Given task:
In the entries below, count each line holding the word "materials". Answer with the total alone.

Stored records:

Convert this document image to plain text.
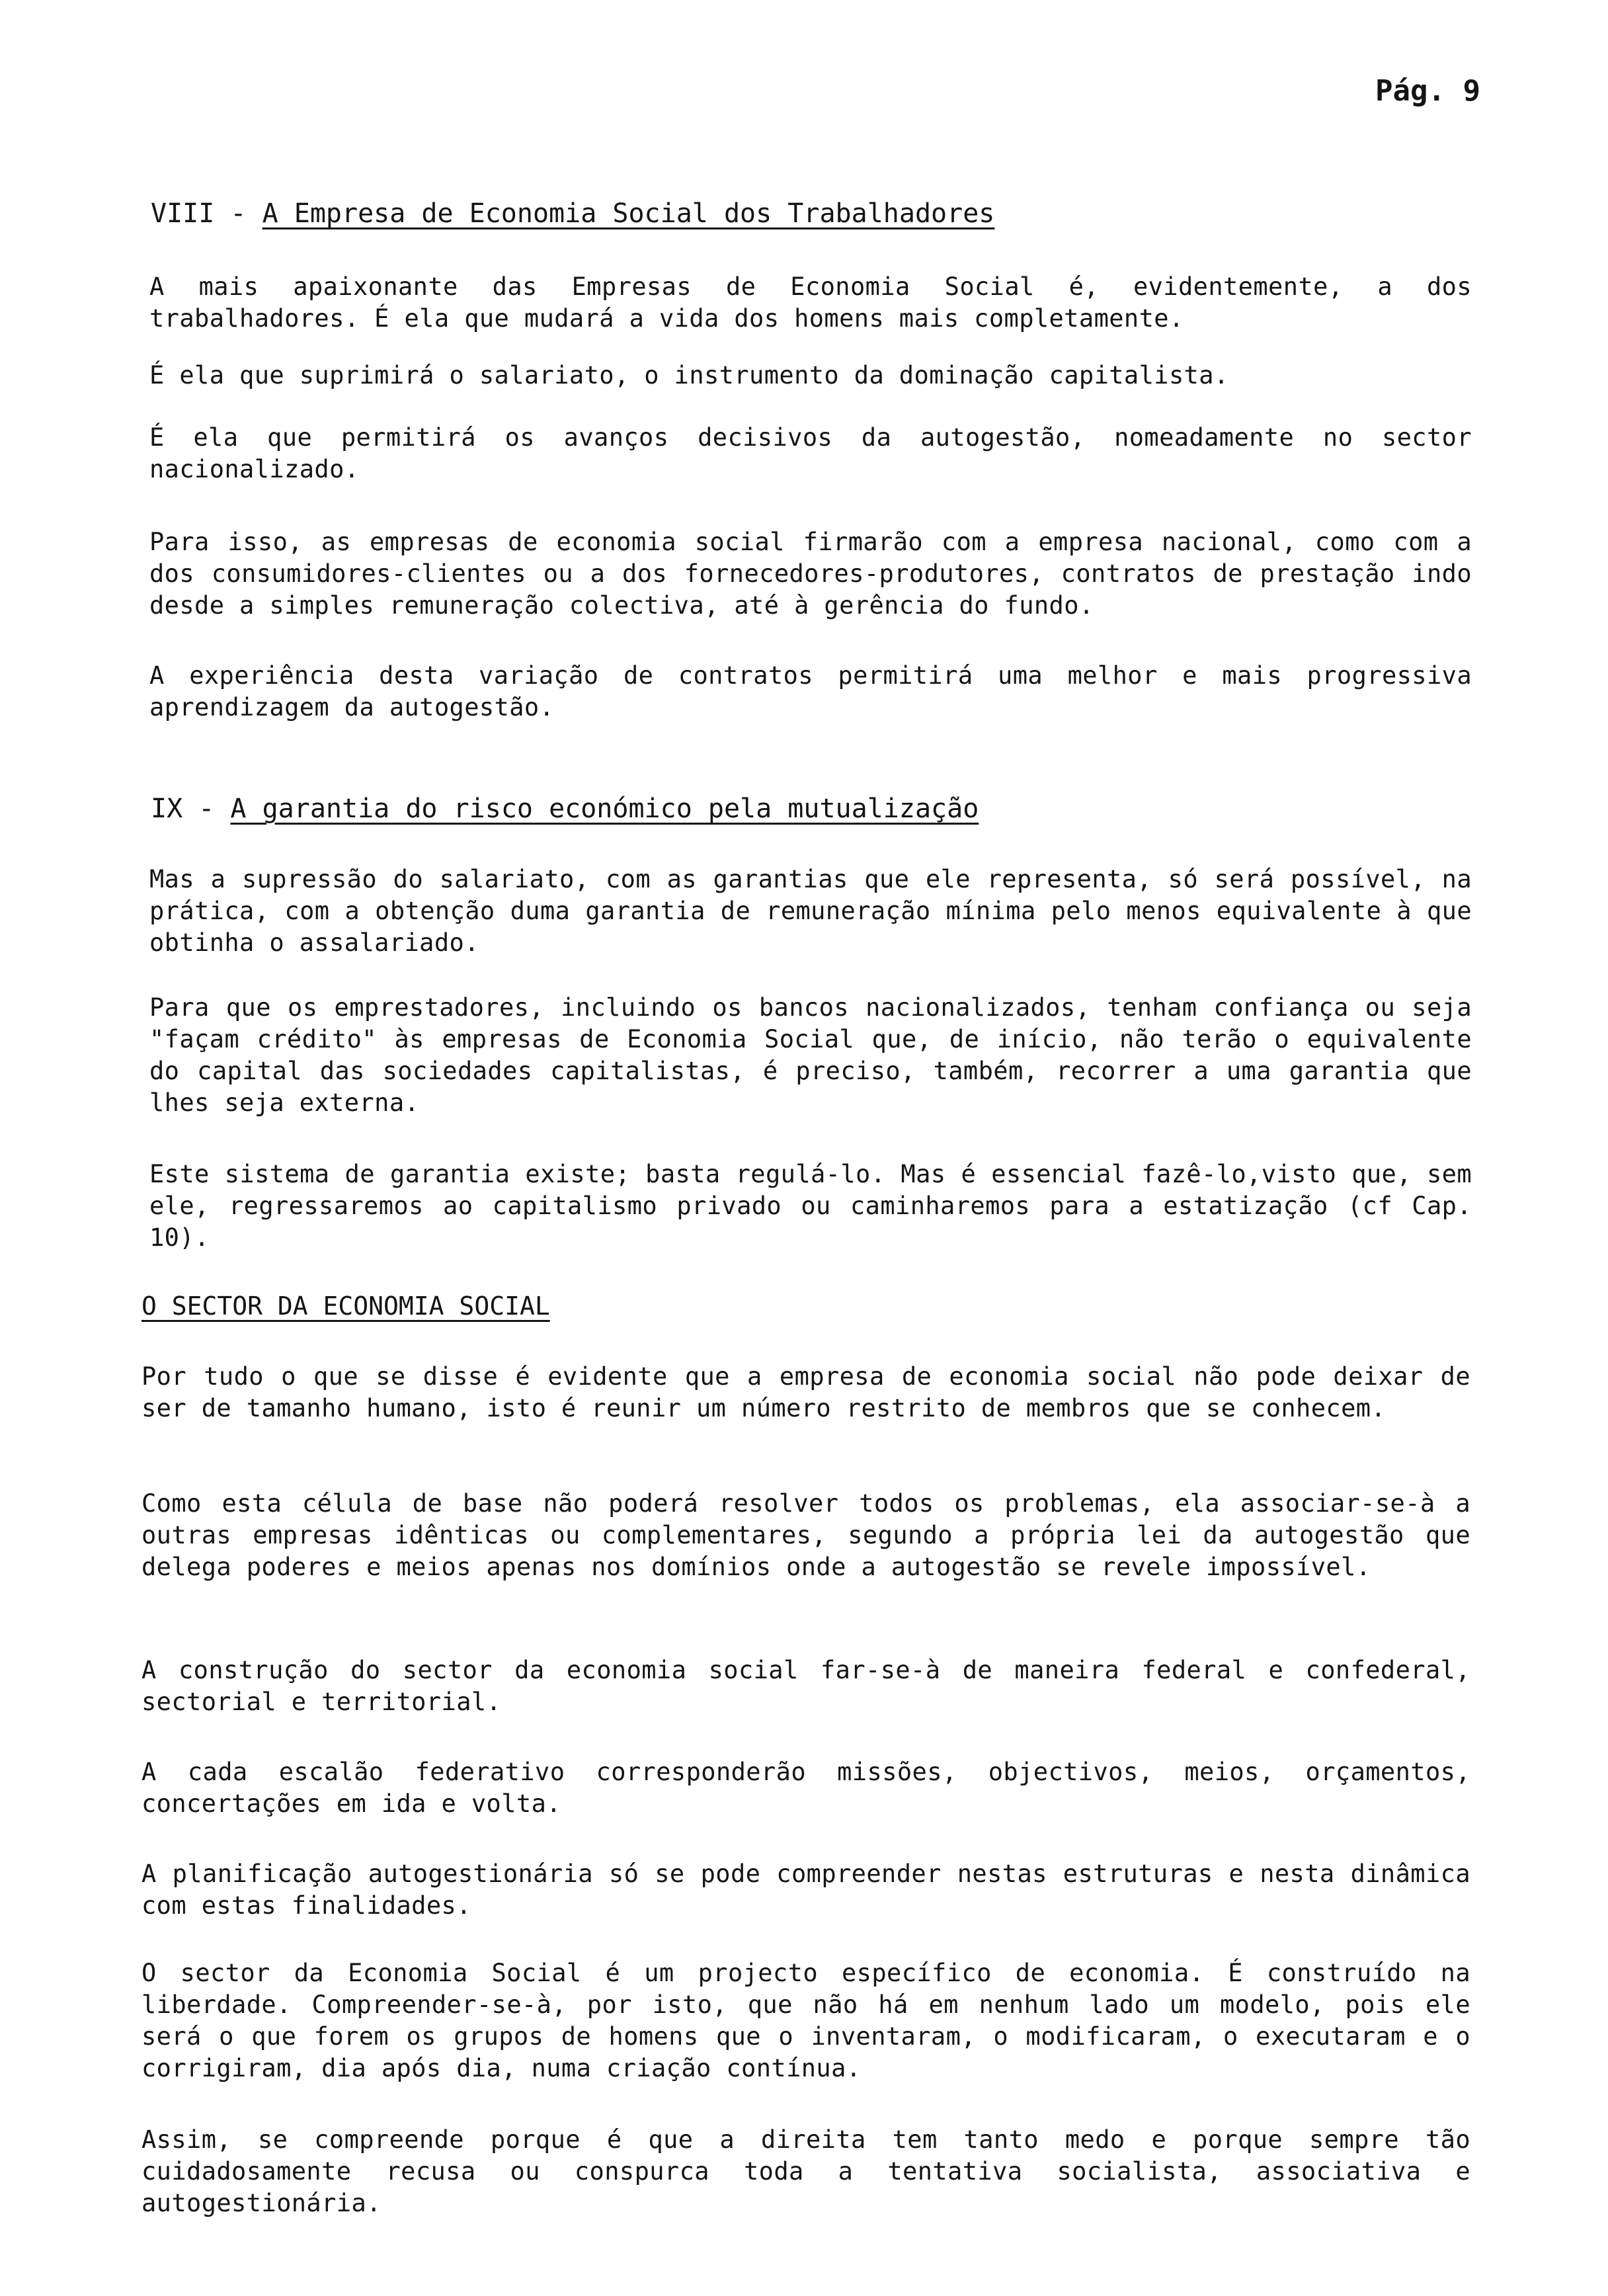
Pág. 9
VIII - A Empresa de Economia Social dos Trabalhadores
A mais apaixonante das Empresas de Economia Social é, evidentemente, a dos trabalhadores. É ela que mudará a vida dos homens mais completamente.
É ela que suprimirá o salariato, o instrumento da dominação capitalista.
É ela que permitirá os avanços decisivos da autogestão, nomeadamente no sector nacionalizado.
Para isso, as empresas de economia social firmarão com a empresa nacional, como com a dos consumidores-clientes ou a dos fornecedores-produtores, contratos de prestação indo desde a simples remuneração colectiva, até à gerência do fundo.
A experiência desta variação de contratos permitirá uma melhor e mais progressiva aprendizagem da autogestão.
IX - A garantia do risco económico pela mutualização
Mas a supressão do salariato, com as garantias que ele representa, só será possível, na prática, com a obtenção duma garantia de remuneração mínima pelo menos equivalente à que obtinha o assalariado.
Para que os emprestadores, incluindo os bancos nacionalizados, tenham confiança ou seja "façam crédito" às empresas de Economia Social que, de início, não terão o equivalente do capital das sociedades capitalistas, é preciso, também, recorrer a uma garantia que lhes seja externa.
Este sistema de garantia existe; basta regulá-lo. Mas é essencial fazê-lo,visto que, sem ele, regressaremos ao capitalismo privado ou caminharemos para a estatização (cf Cap. 10).
O SECTOR DA ECONOMIA SOCIAL
Por tudo o que se disse é evidente que a empresa de economia social não pode deixar de ser de tamanho humano, isto é reunir um número restrito de membros que se conhecem.
Como esta célula de base não poderá resolver todos os problemas, ela associar-se-à a outras empresas idênticas ou complementares, segundo a própria lei da autogestão que delega poderes e meios apenas nos domínios onde a autogestão se revele impossível.
A construção do sector da economia social far-se-à de maneira federal e confederal, sectorial e territorial.
A cada escalão federativo corresponderão missões, objectivos, meios, orçamentos, concertações em ida e volta.
A planificação autogestionária só se pode compreender nestas estruturas e nesta dinâmica com estas finalidades.
O sector da Economia Social é um projecto específico de economia. É construído na liberdade. Compreender-se-à, por isto, que não há em nenhum lado um modelo, pois ele será o que forem os grupos de homens que o inventaram, o modificaram, o executaram e o corrigiram, dia após dia, numa criação contínua.
Assim, se compreende porque é que a direita tem tanto medo e porque sempre tão cuidadosamente recusa ou conspurca toda a tentativa socialista, associativa e autogestionária.
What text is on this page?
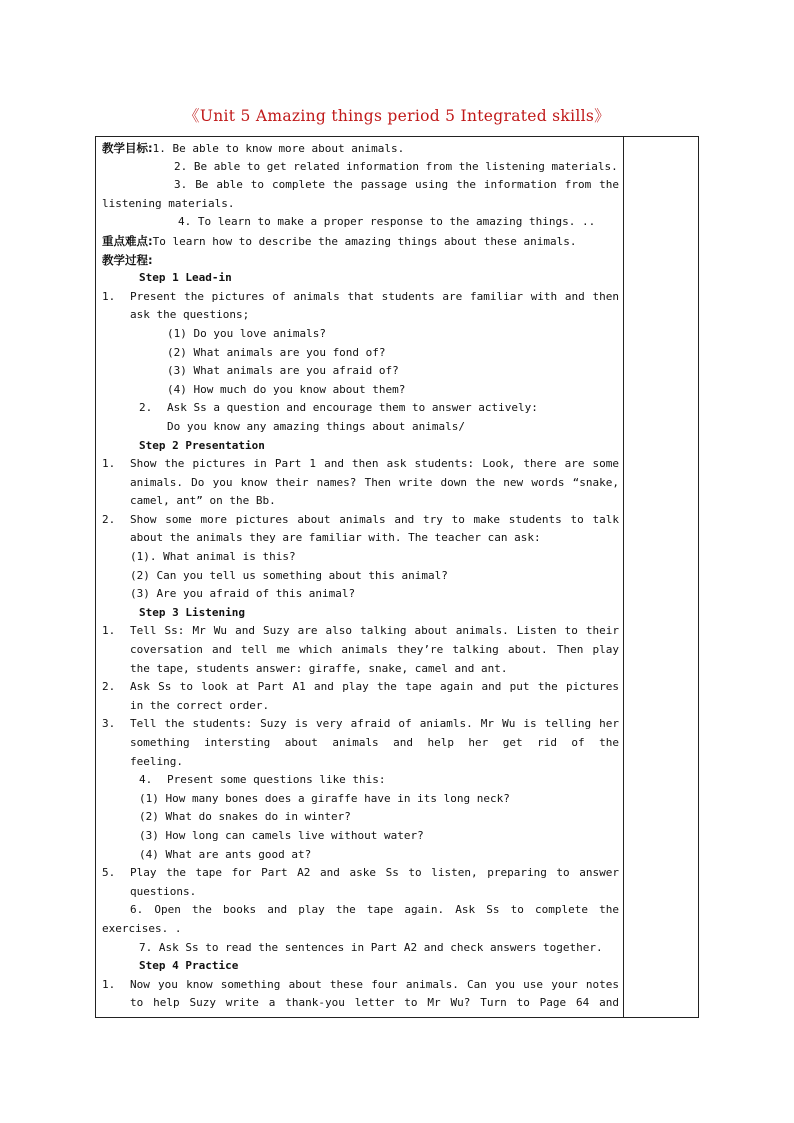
《Unit 5 Amazing things period 5 Integrated skills》
教学目标:1. Be able to know more about animals.
2. Be able to get related information from the listening materials.
3. Be able to complete the passage using the information from the
listening materials.
4. To learn to make a proper response to the amazing things. ..
重点难点:To learn how to describe the amazing things about these animals.
教学过程:
Step 1 Lead-in
1. Present the pictures of animals that students are familiar with and then
ask the questions;
(1) Do you love animals?
(2) What animals are you fond of?
(3) What animals are you afraid of?
(4) How much do you know about them?
2. Ask Ss a question and encourage them to answer actively:
Do you know any amazing things about animals/
Step 2 Presentation
1. Show the pictures in Part 1 and then ask students: Look, there are some
animals. Do you know their names? Then write down the new words “snake,
camel, ant” on the Bb.
2. Show some more pictures about animals and try to make students to talk
about the animals they are familiar with. The teacher can ask:
(1). What animal is this?
(2) Can you tell us something about this animal?
(3) Are you afraid of this animal?
Step 3 Listening
1. Tell Ss: Mr Wu and Suzy are also talking about animals. Listen to their
coversation and tell me which animals they’re talking about. Then play
the tape, students answer: giraffe, snake, camel and ant.
2. Ask Ss to look at Part A1 and play the tape again and put the pictures
in the correct order.
3. Tell the students: Suzy is very afraid of aniamls. Mr Wu is telling her
something intersting about animals and help her get rid of the
feeling.
4. Present some questions like this:
(1) How many bones does a giraffe have in its long neck?
(2) What do snakes do in winter?
(3) How long can camels live without water?
(4) What are ants good at?
5. Play the tape for Part A2 and aske Ss to listen, preparing to answer
questions.
6. Open the books and play the tape again. Ask Ss to complete the
exercises. .
7. Ask Ss to read the sentences in Part A2 and check answers together.
Step 4 Practice
1. Now you know something about these four animals. Can you use your notes
to help Suzy write a thank-you letter to Mr Wu? Turn to Page 64 and
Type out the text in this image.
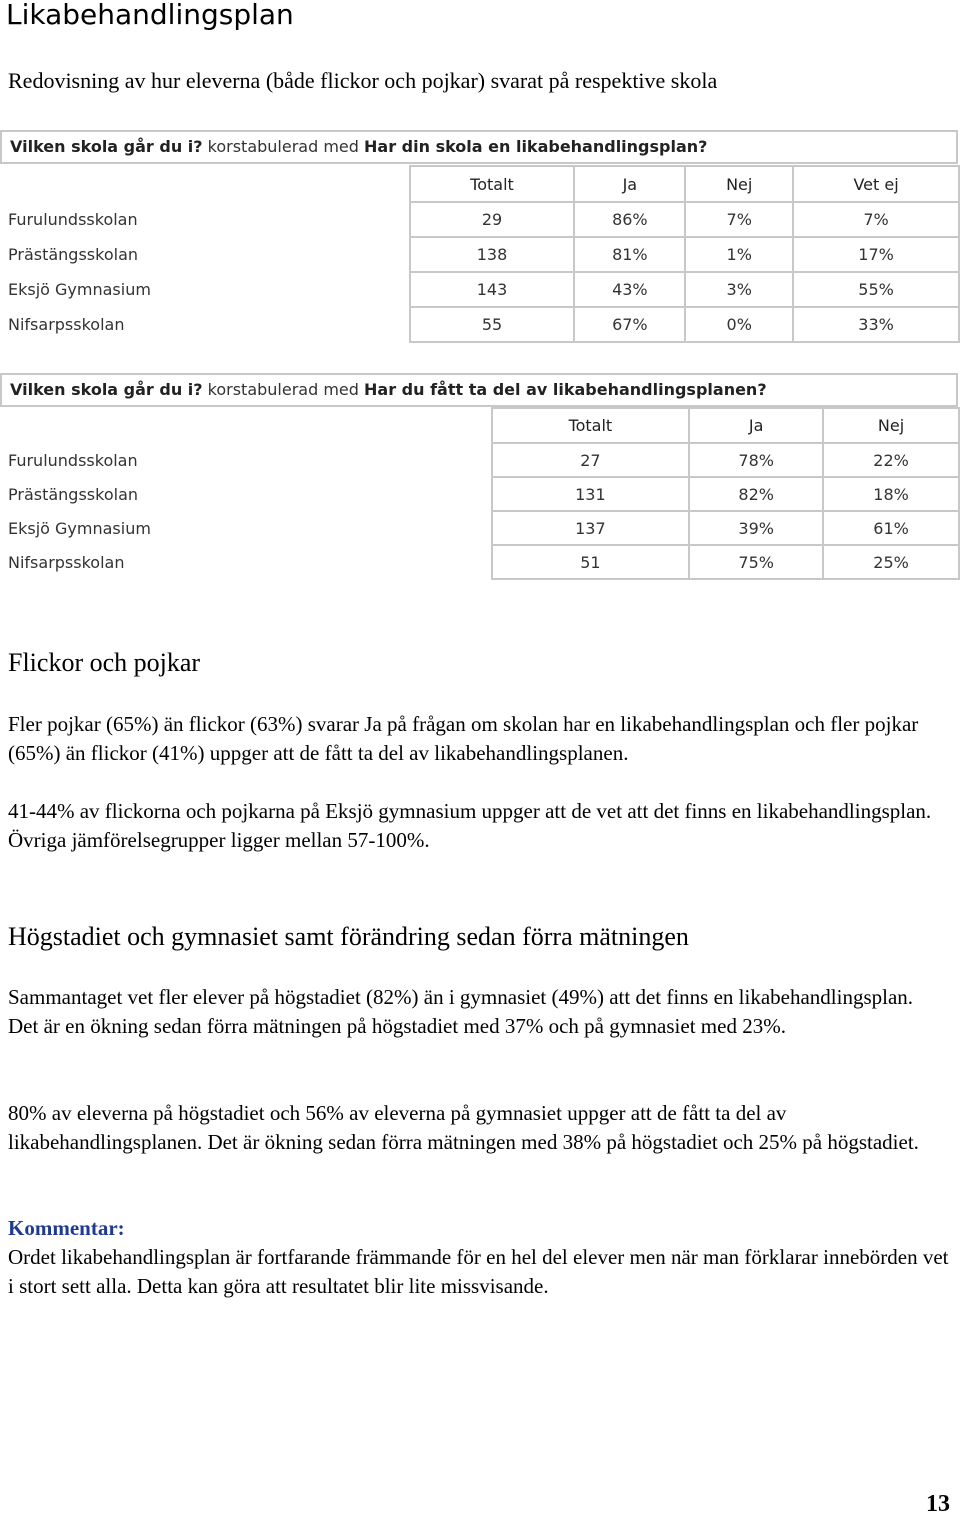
Likabehandlingsplan
Redovisning av hur eleverna (både flickor och pojkar) svarat på respektive skola
Vilken skola går du i? korstabulerad med Har din skola en likabehandlingsplan?
	Totalt	Ja	Nej	Vet ej
Furulundsskolan	29	86%	7%	7%
Prästängsskolan	138	81%	1%	17%
Eksjö Gymnasium	143	43%	3%	55%
Nifsarpsskolan	55	67%	0%	33%
Vilken skola går du i? korstabulerad med Har du fått ta del av likabehandlingsplanen?
	Totalt	Ja	Nej
Furulundsskolan	27	78%	22%
Prästängsskolan	131	82%	18%
Eksjö Gymnasium	137	39%	61%
Nifsarpsskolan	51	75%	25%
Flickor och pojkar

Fler pojkar (65%) än flickor (63%) svarar Ja på frågan om skolan har en likabehandlingsplan och fler pojkar (65%) än flickor (41%) uppger att de fått ta del av likabehandlingsplanen.

41-44% av flickorna och pojkarna på Eksjö gymnasium uppger att de vet att det finns en likabehandlingsplan. Övriga jämförelsegrupper ligger mellan 57-100%.

Högstadiet och gymnasiet samt förändring sedan förra mätningen

Sammantaget vet fler elever på högstadiet (82%) än i gymnasiet (49%) att det finns en likabehandlingsplan.

Det är en ökning sedan förra mätningen på högstadiet med 37% och på gymnasiet med 23%.

80% av eleverna på högstadiet och 56% av eleverna på gymnasiet uppger att de fått ta del av likabehandlingsplanen. Det är ökning sedan förra mätningen med 38% på högstadiet och 25% på högstadiet.

Kommentar:

Ordet likabehandlingsplan är fortfarande främmande för en hel del elever men när man förklarar innebörden vet i stort sett alla. Detta kan göra att resultatet blir lite missvisande.

13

Full answer:
2